Only the text is wanted; write out each record below exactly and exclude all pictures.

**Data for review:**
######

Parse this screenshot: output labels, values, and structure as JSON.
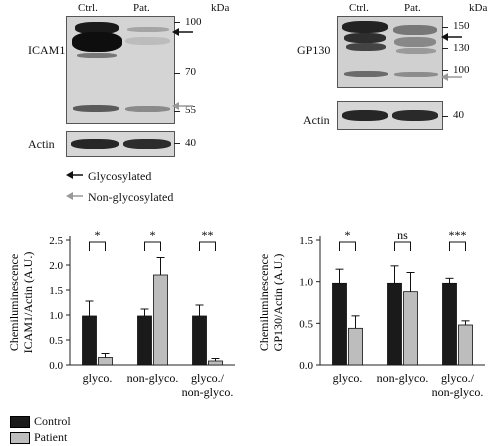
{
  "left_blot": {
    "lanes": [
      "Ctrl.",
      "Pat."
    ],
    "kda_label": "kDa",
    "protein": "ICAM1",
    "markers": [
      "100",
      "70",
      "55"
    ],
    "actin_label": "Actin",
    "actin_marker": "40"
  },
  "right_blot": {
    "lanes": [
      "Ctrl.",
      "Pat."
    ],
    "kda_label": "kDa",
    "protein": "GP130",
    "markers": [
      "150",
      "130",
      "100"
    ],
    "actin_label": "Actin",
    "actin_marker": "40"
  },
  "arrow_legend": {
    "glyco": "Glycosylated",
    "nonglyco": "Non-glycosylated",
    "colors": {
      "glyco": "#111111",
      "nonglyco": "#999999"
    }
  },
  "bar_legend": {
    "control": "Control",
    "patient": "Patient",
    "colors": {
      "control": "#1a1a1a",
      "patient": "#bdbdbd"
    }
  },
  "chart_data": [
    {
      "type": "bar",
      "ylabel_lines": [
        "Chemiluminescence",
        "ICAM1/Actin (A.U.)"
      ],
      "ylim": [
        0,
        2.5
      ],
      "yticks": [
        "0.0",
        "0.5",
        "1.0",
        "1.5",
        "2.0",
        "2.5"
      ],
      "categories": [
        [
          "glyco."
        ],
        [
          "non-glyco."
        ],
        [
          "glyco./",
          "non-glyco."
        ]
      ],
      "series": [
        {
          "name": "Control",
          "values": [
            0.98,
            0.98,
            0.98
          ],
          "errors": [
            0.3,
            0.14,
            0.22
          ]
        },
        {
          "name": "Patient",
          "values": [
            0.15,
            1.8,
            0.08
          ],
          "errors": [
            0.08,
            0.35,
            0.05
          ]
        }
      ],
      "significance": [
        "*",
        "*",
        "**"
      ]
    },
    {
      "type": "bar",
      "ylabel_lines": [
        "Chemiluminescence",
        "GP130/Actin (A.U.)"
      ],
      "ylim": [
        0,
        1.5
      ],
      "yticks": [
        "0.0",
        "0.5",
        "1.0",
        "1.5"
      ],
      "categories": [
        [
          "glyco."
        ],
        [
          "non-glyco."
        ],
        [
          "glyco./",
          "non-glyco."
        ]
      ],
      "series": [
        {
          "name": "Control",
          "values": [
            0.98,
            0.98,
            0.98
          ],
          "errors": [
            0.17,
            0.21,
            0.06
          ]
        },
        {
          "name": "Patient",
          "values": [
            0.44,
            0.88,
            0.48
          ],
          "errors": [
            0.15,
            0.23,
            0.05
          ]
        }
      ],
      "significance": [
        "*",
        "ns",
        "***"
      ]
    }
  ]
}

######

**Result:**
Parse this screenshot: output labels, values, and structure as JSON.
{
  "left_blot": {
    "lanes": [
      "Ctrl.",
      "Pat."
    ],
    "kda_label": "kDa",
    "protein": "ICAM1",
    "markers": [
      "100",
      "70",
      "55"
    ],
    "actin_label": "Actin",
    "actin_marker": "40"
  },
  "right_blot": {
    "lanes": [
      "Ctrl.",
      "Pat."
    ],
    "kda_label": "kDa",
    "protein": "GP130",
    "markers": [
      "150",
      "130",
      "100"
    ],
    "actin_label": "Actin",
    "actin_marker": "40"
  },
  "arrow_legend": {
    "glyco": "Glycosylated",
    "nonglyco": "Non-glycosylated",
    "colors": {
      "glyco": "#111111",
      "nonglyco": "#999999"
    }
  },
  "bar_legend": {
    "control": "Control",
    "patient": "Patient",
    "colors": {
      "control": "#1a1a1a",
      "patient": "#bdbdbd"
    }
  },
  "chart_data": [
    {
      "type": "bar",
      "ylabel_lines": [
        "Chemiluminescence",
        "ICAM1/Actin (A.U.)"
      ],
      "ylim": [
        0,
        2.5
      ],
      "yticks": [
        "0.0",
        "0.5",
        "1.0",
        "1.5",
        "2.0",
        "2.5"
      ],
      "categories": [
        [
          "glyco."
        ],
        [
          "non-glyco."
        ],
        [
          "glyco./",
          "non-glyco."
        ]
      ],
      "series": [
        {
          "name": "Control",
          "values": [
            0.98,
            0.98,
            0.98
          ],
          "errors": [
            0.3,
            0.14,
            0.22
          ]
        },
        {
          "name": "Patient",
          "values": [
            0.15,
            1.8,
            0.08
          ],
          "errors": [
            0.08,
            0.35,
            0.05
          ]
        }
      ],
      "significance": [
        "*",
        "*",
        "**"
      ]
    },
    {
      "type": "bar",
      "ylabel_lines": [
        "Chemiluminescence",
        "GP130/Actin (A.U.)"
      ],
      "ylim": [
        0,
        1.5
      ],
      "yticks": [
        "0.0",
        "0.5",
        "1.0",
        "1.5"
      ],
      "categories": [
        [
          "glyco."
        ],
        [
          "non-glyco."
        ],
        [
          "glyco./",
          "non-glyco."
        ]
      ],
      "series": [
        {
          "name": "Control",
          "values": [
            0.98,
            0.98,
            0.98
          ],
          "errors": [
            0.17,
            0.21,
            0.06
          ]
        },
        {
          "name": "Patient",
          "values": [
            0.44,
            0.88,
            0.48
          ],
          "errors": [
            0.15,
            0.23,
            0.05
          ]
        }
      ],
      "significance": [
        "*",
        "ns",
        "***"
      ]
    }
  ]
}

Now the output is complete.